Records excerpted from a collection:
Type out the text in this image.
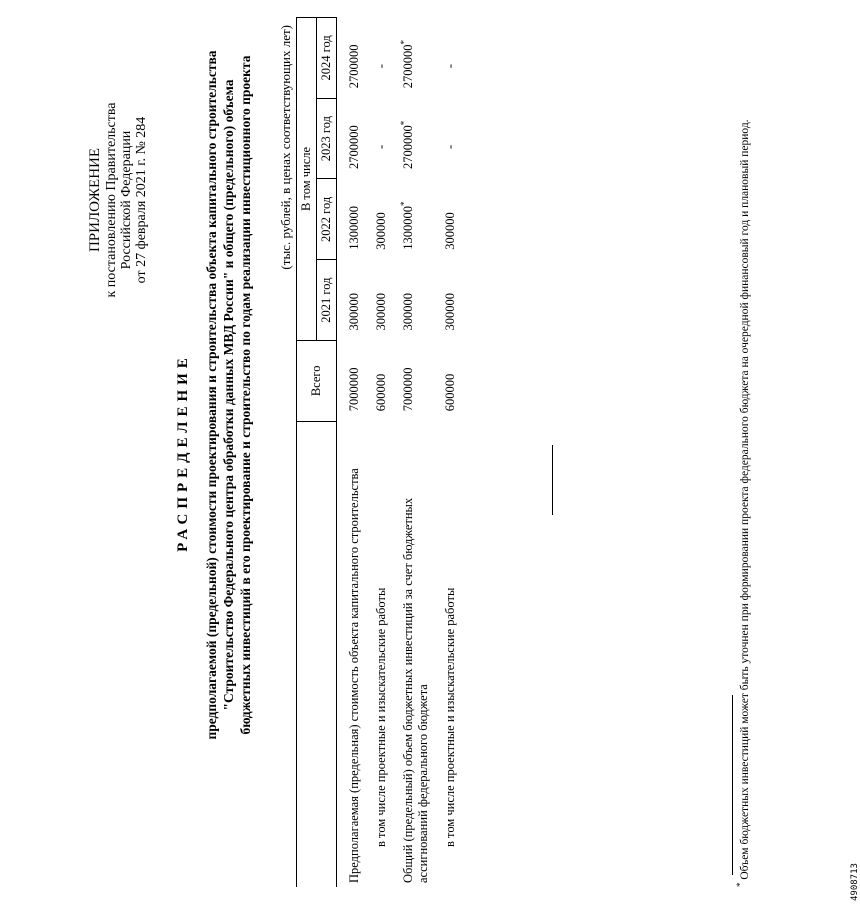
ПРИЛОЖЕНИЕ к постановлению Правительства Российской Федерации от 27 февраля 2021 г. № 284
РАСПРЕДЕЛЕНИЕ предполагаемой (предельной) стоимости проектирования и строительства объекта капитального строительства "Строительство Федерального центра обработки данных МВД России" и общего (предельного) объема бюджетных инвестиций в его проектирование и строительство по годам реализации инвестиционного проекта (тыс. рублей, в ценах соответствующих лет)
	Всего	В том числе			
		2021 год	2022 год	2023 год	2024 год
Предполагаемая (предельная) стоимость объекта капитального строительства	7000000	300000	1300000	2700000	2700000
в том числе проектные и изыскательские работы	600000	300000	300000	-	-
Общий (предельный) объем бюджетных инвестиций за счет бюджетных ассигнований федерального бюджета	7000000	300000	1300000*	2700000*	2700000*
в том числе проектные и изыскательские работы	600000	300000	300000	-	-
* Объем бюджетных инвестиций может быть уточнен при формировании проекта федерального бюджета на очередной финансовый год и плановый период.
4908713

* * *

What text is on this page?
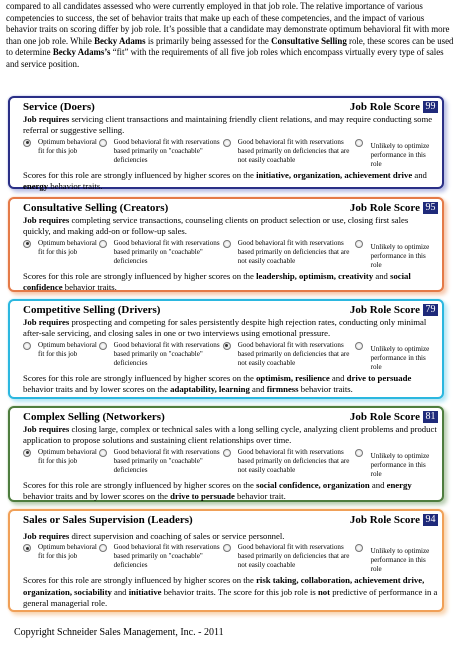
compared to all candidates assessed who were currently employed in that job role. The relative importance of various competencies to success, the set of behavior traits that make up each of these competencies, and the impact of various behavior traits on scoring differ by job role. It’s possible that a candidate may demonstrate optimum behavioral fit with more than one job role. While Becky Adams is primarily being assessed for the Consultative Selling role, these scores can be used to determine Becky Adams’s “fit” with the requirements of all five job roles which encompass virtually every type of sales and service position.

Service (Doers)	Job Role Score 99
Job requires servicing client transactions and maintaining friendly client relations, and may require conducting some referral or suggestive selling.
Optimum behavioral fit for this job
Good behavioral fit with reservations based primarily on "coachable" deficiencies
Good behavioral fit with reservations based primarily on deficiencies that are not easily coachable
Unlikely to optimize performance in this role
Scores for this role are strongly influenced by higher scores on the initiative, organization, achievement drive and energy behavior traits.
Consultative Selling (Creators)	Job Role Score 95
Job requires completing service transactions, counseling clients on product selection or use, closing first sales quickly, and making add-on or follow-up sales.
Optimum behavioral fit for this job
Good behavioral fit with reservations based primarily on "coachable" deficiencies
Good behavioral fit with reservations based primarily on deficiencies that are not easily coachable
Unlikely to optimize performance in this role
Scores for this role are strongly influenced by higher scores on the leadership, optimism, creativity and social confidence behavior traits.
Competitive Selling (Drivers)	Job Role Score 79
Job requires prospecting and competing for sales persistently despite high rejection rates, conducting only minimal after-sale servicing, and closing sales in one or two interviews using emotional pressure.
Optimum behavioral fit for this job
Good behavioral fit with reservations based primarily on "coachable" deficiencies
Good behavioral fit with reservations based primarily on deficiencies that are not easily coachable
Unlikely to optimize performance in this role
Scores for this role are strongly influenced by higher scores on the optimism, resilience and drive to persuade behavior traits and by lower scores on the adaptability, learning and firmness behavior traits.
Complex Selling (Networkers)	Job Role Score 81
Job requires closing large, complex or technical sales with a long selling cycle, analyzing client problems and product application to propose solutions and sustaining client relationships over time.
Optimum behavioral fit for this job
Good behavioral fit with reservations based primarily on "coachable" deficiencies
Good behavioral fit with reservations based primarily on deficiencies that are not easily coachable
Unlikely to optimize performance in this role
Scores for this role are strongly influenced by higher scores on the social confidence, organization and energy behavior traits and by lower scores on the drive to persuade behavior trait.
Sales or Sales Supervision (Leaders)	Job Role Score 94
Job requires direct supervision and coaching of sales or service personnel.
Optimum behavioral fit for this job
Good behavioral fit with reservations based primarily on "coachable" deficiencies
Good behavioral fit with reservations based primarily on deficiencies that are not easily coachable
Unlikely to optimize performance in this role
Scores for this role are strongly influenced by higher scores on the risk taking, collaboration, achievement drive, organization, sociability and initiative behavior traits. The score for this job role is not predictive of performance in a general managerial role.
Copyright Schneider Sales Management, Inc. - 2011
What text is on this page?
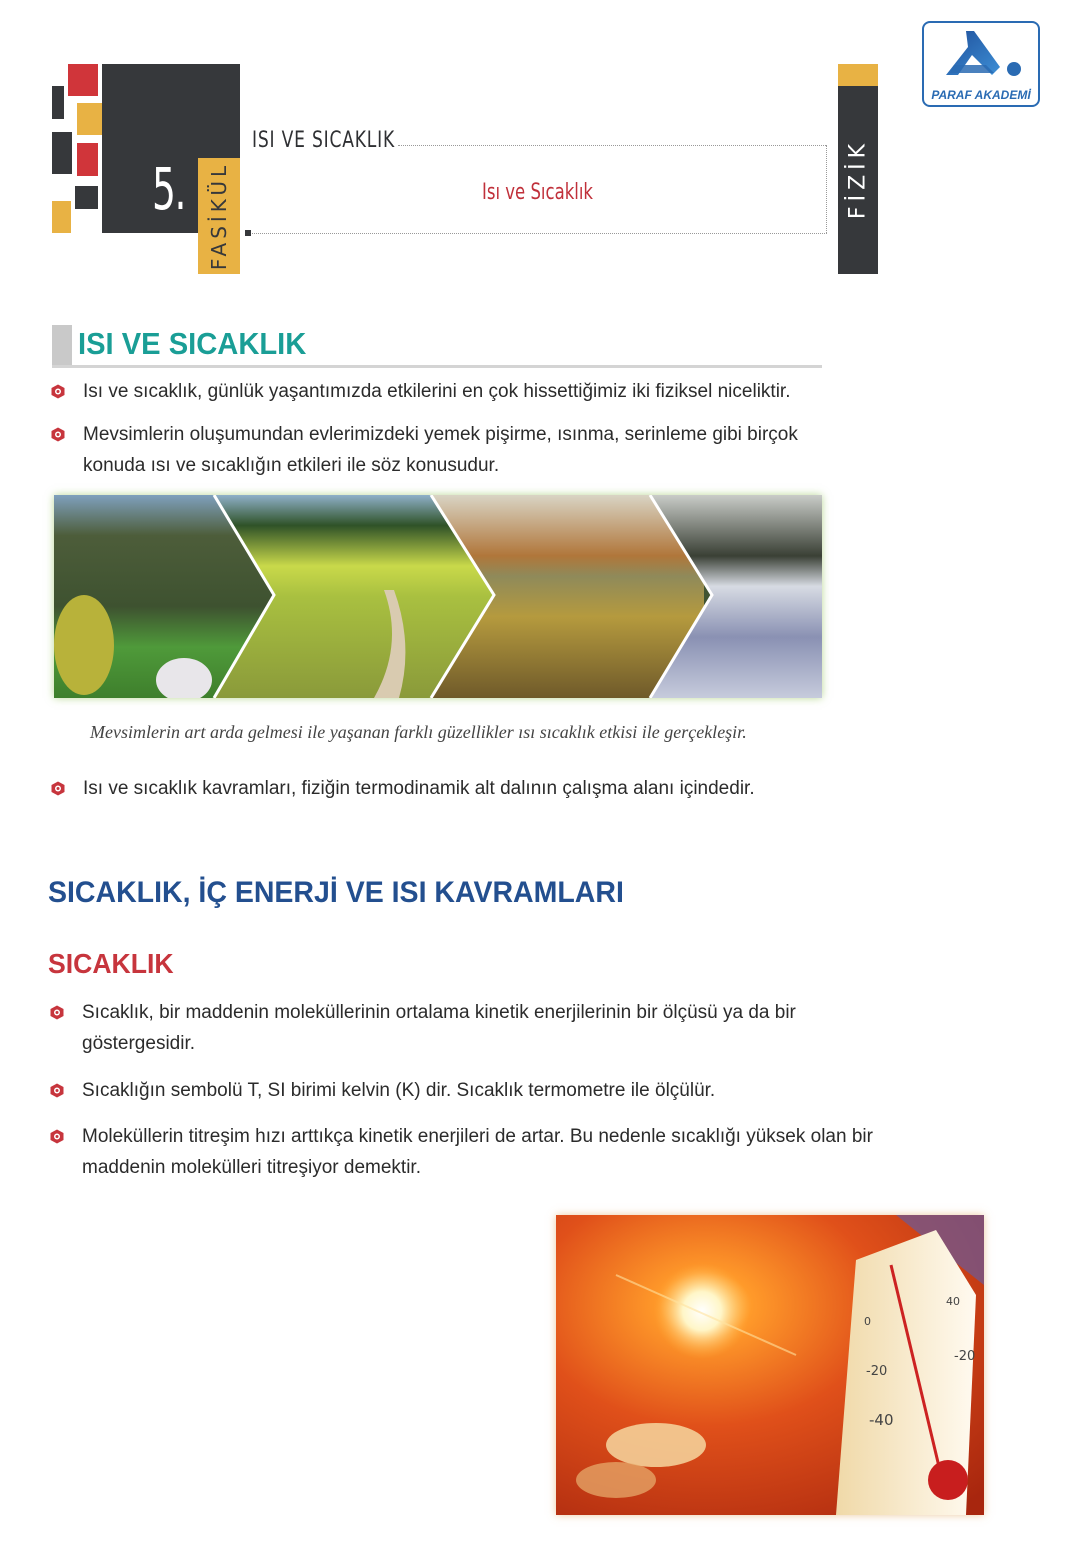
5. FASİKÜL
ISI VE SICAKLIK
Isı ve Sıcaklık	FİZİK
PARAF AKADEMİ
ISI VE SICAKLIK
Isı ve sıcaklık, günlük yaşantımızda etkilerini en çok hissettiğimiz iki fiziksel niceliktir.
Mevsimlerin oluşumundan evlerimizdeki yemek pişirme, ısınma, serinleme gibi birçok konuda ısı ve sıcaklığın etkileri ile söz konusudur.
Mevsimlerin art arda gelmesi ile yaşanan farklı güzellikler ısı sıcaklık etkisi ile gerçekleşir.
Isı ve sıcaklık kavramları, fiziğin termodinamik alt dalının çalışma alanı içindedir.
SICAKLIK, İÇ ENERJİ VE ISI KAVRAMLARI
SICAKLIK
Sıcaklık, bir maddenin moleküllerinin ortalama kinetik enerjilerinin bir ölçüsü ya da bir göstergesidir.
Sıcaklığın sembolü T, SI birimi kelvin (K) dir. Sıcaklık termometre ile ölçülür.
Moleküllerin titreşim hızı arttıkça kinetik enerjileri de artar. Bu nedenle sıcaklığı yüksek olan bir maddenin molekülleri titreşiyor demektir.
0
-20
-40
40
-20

Exercise requirements: Where a line above contains the string "strongly", copy that line.

Exercise solution:
Scores for this role are strongly influenced by higher scores on the initiative, organization, achievement drive and energy behavior traits.
Scores for this role are strongly influenced by higher scores on the leadership, optimism, creativity and social confidence behavior traits.
Scores for this role are strongly influenced by higher scores on the optimism, resilience and drive to persuade behavior traits and by lower scores on the adaptability, learning and firmness behavior traits.
Scores for this role are strongly influenced by higher scores on the social confidence, organization and energy behavior traits and by lower scores on the drive to persuade behavior trait.
Scores for this role are strongly influenced by higher scores on the risk taking, collaboration, achievement drive, organization, sociability and initiative behavior traits. The score for this job role is not predictive of performance in a general managerial role.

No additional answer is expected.